— STATED EXERCISE —
Return the entries below verbatim. Pictures stay out.
--- start ---
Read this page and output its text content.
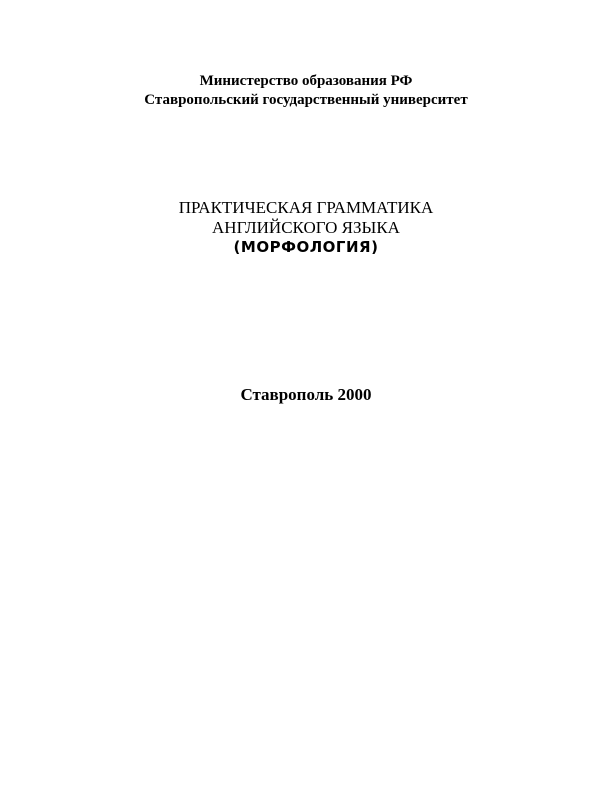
Министерство образования РФ
Ставропольский государственный университет
ПРАКТИЧЕСКАЯ ГРАММАТИКА
АНГЛИЙСКОГО ЯЗЫКА
(МОРФОЛОГИЯ)
Ставрополь 2000
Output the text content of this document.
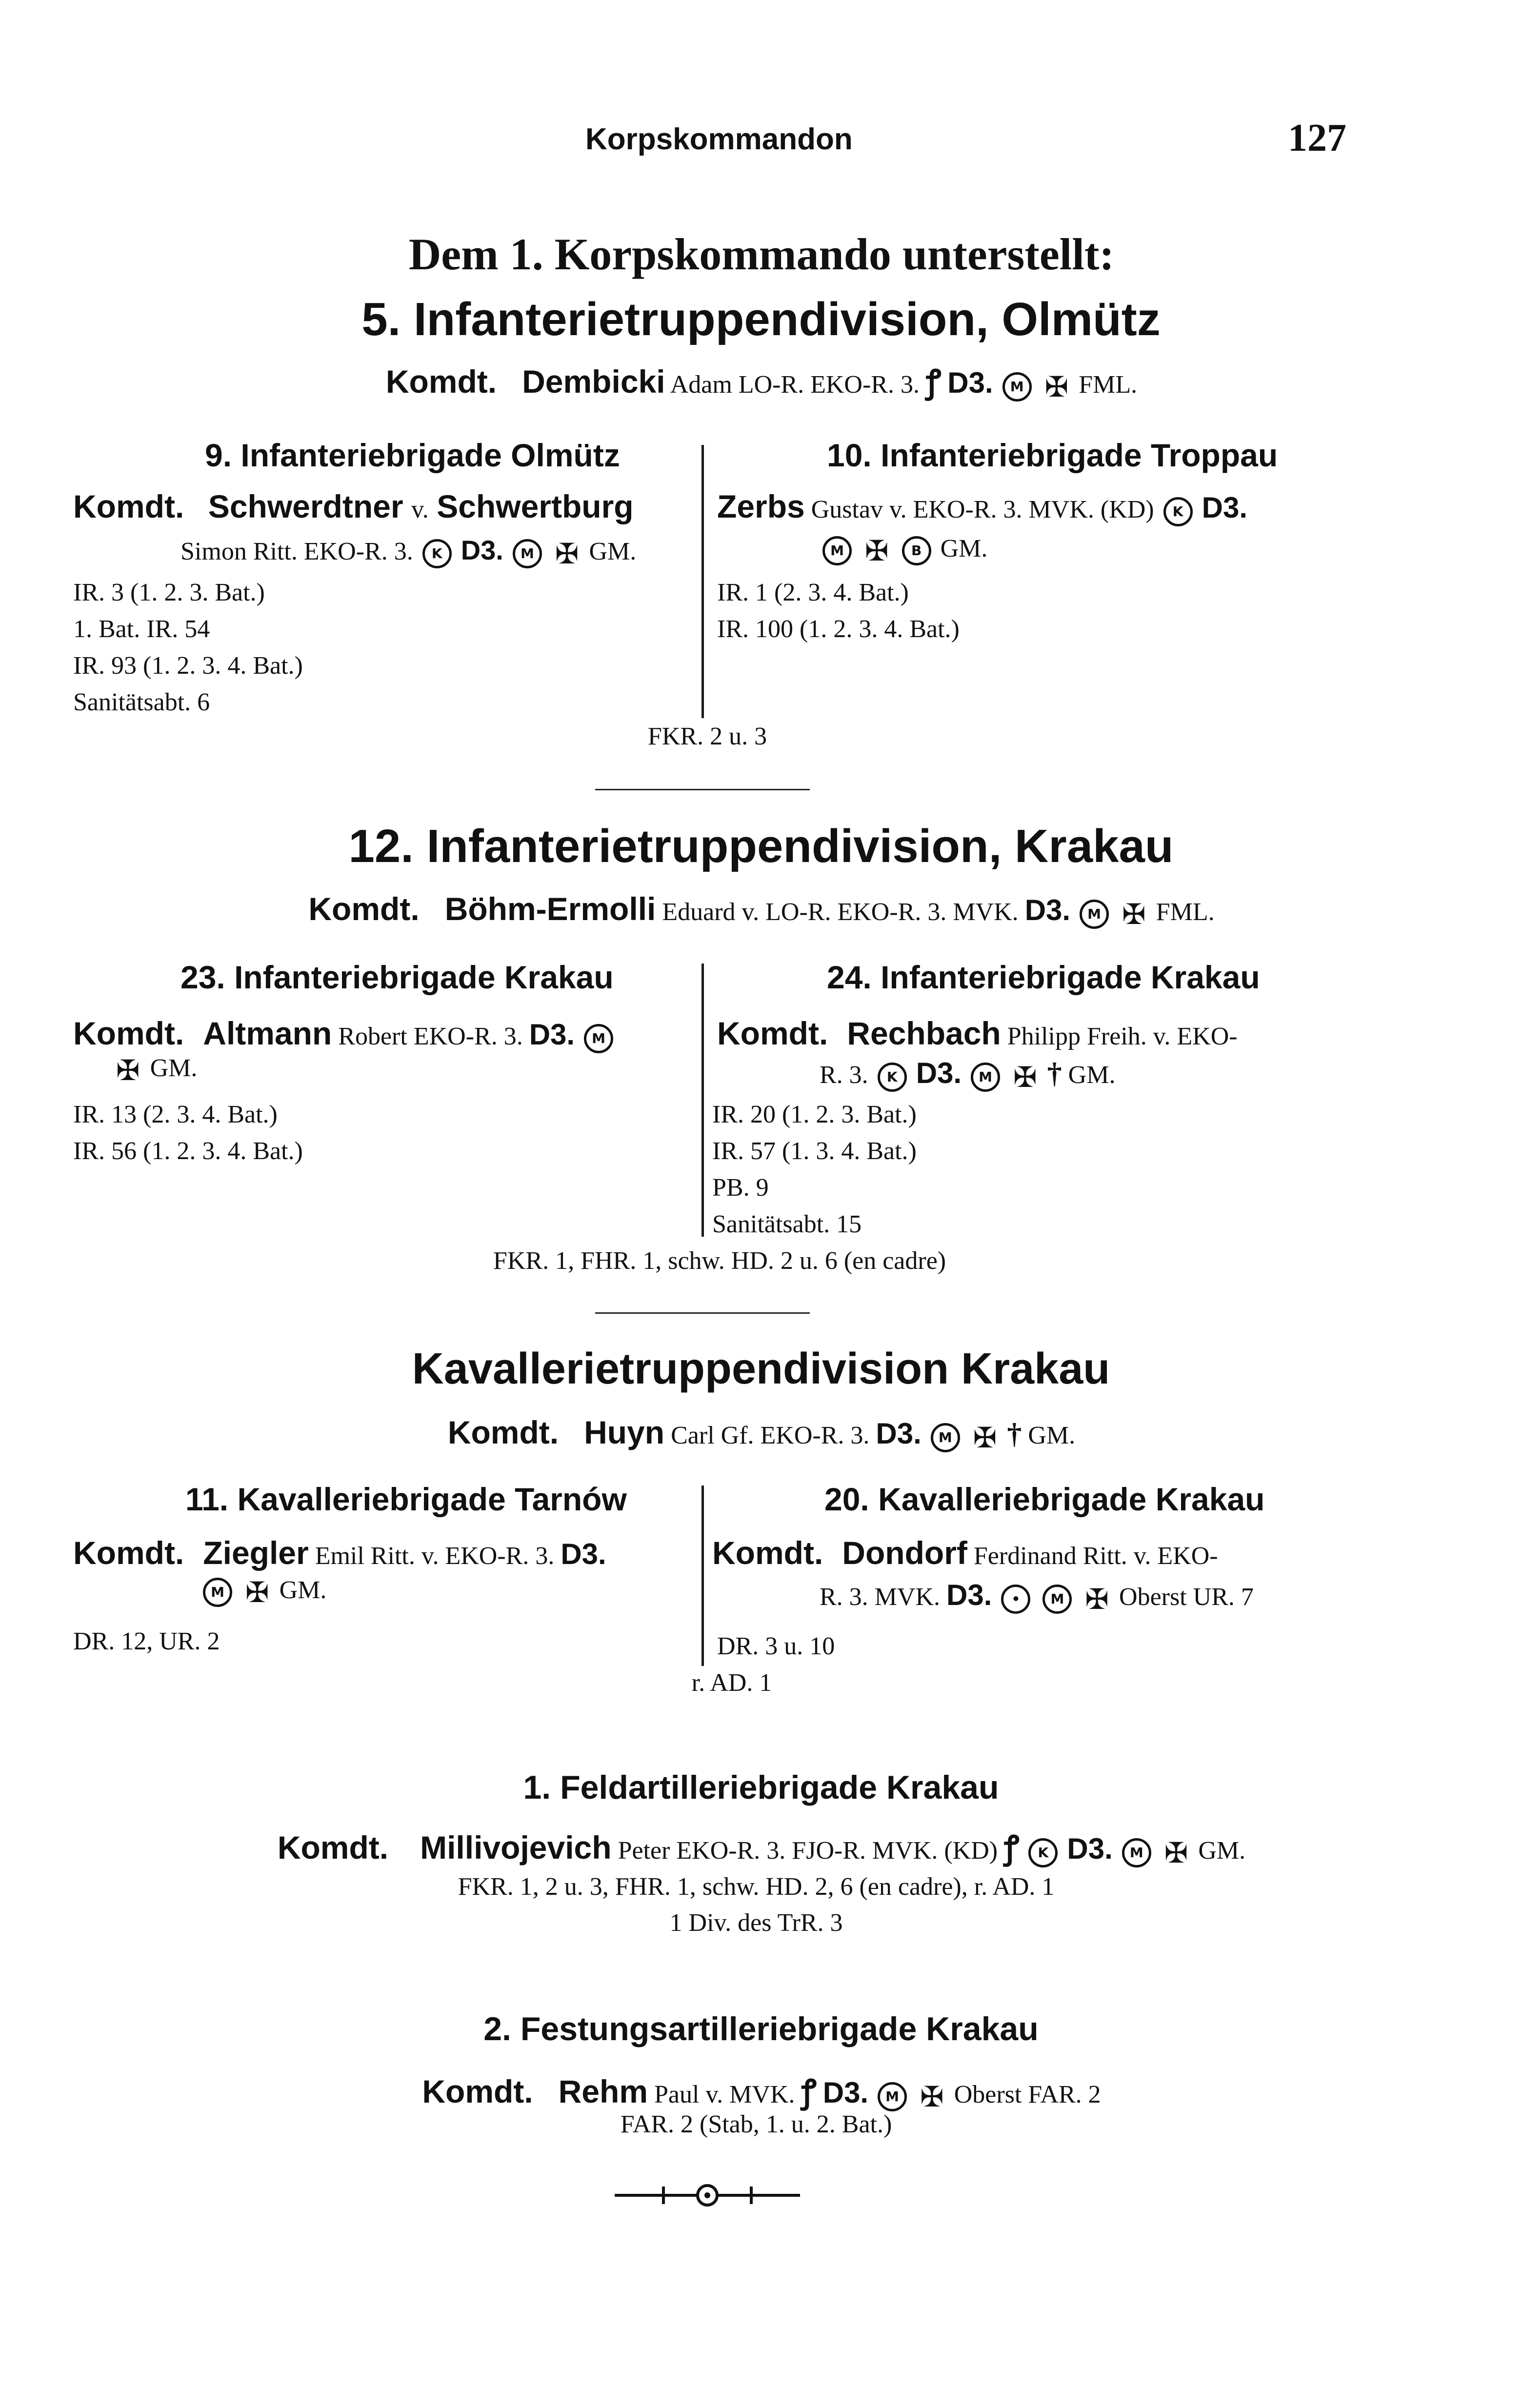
Korpskommandon	127
Dem 1. Korpskommando unterstellt:
5. Infanterietruppendivision, Olmütz
Komdt. Dembicki Adam LO-R. EKO-R. 3. ꝭ D3. M ✠ FML.
9. Infanteriebrigade Olmütz
Komdt. Schwerdtner v. Schwertburg
Simon Ritt. EKO-R. 3. K D3. M ✠ GM.
IR. 3 (1. 2. 3. Bat.)
1. Bat. IR. 54
IR. 93 (1. 2. 3. 4. Bat.)
Sanitätsabt. 6
10. Infanteriebrigade Troppau
Zerbs Gustav v. EKO-R. 3. MVK. (KD) K D3.
M ✠ B GM.
IR. 1 (2. 3. 4. Bat.)
IR. 100 (1. 2. 3. 4. Bat.)
FKR. 2 u. 3
12. Infanterietruppendivision, Krakau
Komdt. Böhm-Ermolli Eduard v. LO-R. EKO-R. 3. MVK. D3. M ✠ FML.
23. Infanteriebrigade Krakau
Komdt. Altmann Robert EKO-R. 3. D3. M
✠ GM.
IR. 13 (2. 3. 4. Bat.)
IR. 56 (1. 2. 3. 4. Bat.)
24. Infanteriebrigade Krakau
Komdt. Rechbach Philipp Freih. v. EKO-
R. 3. K D3. M ✠ † GM.
IR. 20 (1. 2. 3. Bat.)
IR. 57 (1. 3. 4. Bat.)
PB. 9
Sanitätsabt. 15
FKR. 1, FHR. 1, schw. HD. 2 u. 6 (en cadre)
Kavallerietruppendivision Krakau
Komdt. Huyn Carl Gf. EKO-R. 3. D3. M ✠ † GM.
11. Kavalleriebrigade Tarnów
Komdt. Ziegler Emil Ritt. v. EKO-R. 3. D3.
M ✠ GM.
DR. 12, UR. 2
20. Kavalleriebrigade Krakau
Komdt. Dondorf Ferdinand Ritt. v. EKO-
R. 3. MVK. D3. • M ✠ Oberst UR. 7
DR. 3 u. 10
r. AD. 1
1. Feldartilleriebrigade Krakau
Komdt. Millivojevich Peter EKO-R. 3. FJO-R. MVK. (KD) ꝭ K D3. M ✠ GM.
FKR. 1, 2 u. 3, FHR. 1, schw. HD. 2, 6 (en cadre), r. AD. 1
1 Div. des TrR. 3
2. Festungsartilleriebrigade Krakau
Komdt. Rehm Paul v. MVK. ꝭ D3. M ✠ Oberst FAR. 2
FAR. 2 (Stab, 1. u. 2. Bat.)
--- end ---
— SOLUTION —
Read this page and output its text content.
Министерство образования РФ
Ставропольский государственный университет
ПРАКТИЧЕСКАЯ ГРАММАТИКА
АНГЛИЙСКОГО ЯЗЫКА
(МОРФОЛОГИЯ)
Ставрополь 2000
Output the text content of this document.
Korpskommandon	127
Dem 1. Korpskommando unterstellt:
5. Infanterietruppendivision, Olmütz
Komdt. Dembicki Adam LO-R. EKO-R. 3. ꝭ D3. M ✠ FML.
9. Infanteriebrigade Olmütz
Komdt. Schwerdtner v. Schwertburg
Simon Ritt. EKO-R. 3. K D3. M ✠ GM.
IR. 3 (1. 2. 3. Bat.)
1. Bat. IR. 54
IR. 93 (1. 2. 3. 4. Bat.)
Sanitätsabt. 6
10. Infanteriebrigade Troppau
Zerbs Gustav v. EKO-R. 3. MVK. (KD) K D3.
M ✠ B GM.
IR. 1 (2. 3. 4. Bat.)
IR. 100 (1. 2. 3. 4. Bat.)
FKR. 2 u. 3
12. Infanterietruppendivision, Krakau
Komdt. Böhm-Ermolli Eduard v. LO-R. EKO-R. 3. MVK. D3. M ✠ FML.
23. Infanteriebrigade Krakau
Komdt. Altmann Robert EKO-R. 3. D3. M
✠ GM.
IR. 13 (2. 3. 4. Bat.)
IR. 56 (1. 2. 3. 4. Bat.)
24. Infanteriebrigade Krakau
Komdt. Rechbach Philipp Freih. v. EKO-
R. 3. K D3. M ✠ † GM.
IR. 20 (1. 2. 3. Bat.)
IR. 57 (1. 3. 4. Bat.)
PB. 9
Sanitätsabt. 15
FKR. 1, FHR. 1, schw. HD. 2 u. 6 (en cadre)
Kavallerietruppendivision Krakau
Komdt. Huyn Carl Gf. EKO-R. 3. D3. M ✠ † GM.
11. Kavalleriebrigade Tarnów
Komdt. Ziegler Emil Ritt. v. EKO-R. 3. D3.
M ✠ GM.
DR. 12, UR. 2
20. Kavalleriebrigade Krakau
Komdt. Dondorf Ferdinand Ritt. v. EKO-
R. 3. MVK. D3. • M ✠ Oberst UR. 7
DR. 3 u. 10
r. AD. 1
1. Feldartilleriebrigade Krakau
Komdt. Millivojevich Peter EKO-R. 3. FJO-R. MVK. (KD) ꝭ K D3. M ✠ GM.
FKR. 1, 2 u. 3, FHR. 1, schw. HD. 2, 6 (en cadre), r. AD. 1
1 Div. des TrR. 3
2. Festungsartilleriebrigade Krakau
Komdt. Rehm Paul v. MVK. ꝭ D3. M ✠ Oberst FAR. 2
FAR. 2 (Stab, 1. u. 2. Bat.)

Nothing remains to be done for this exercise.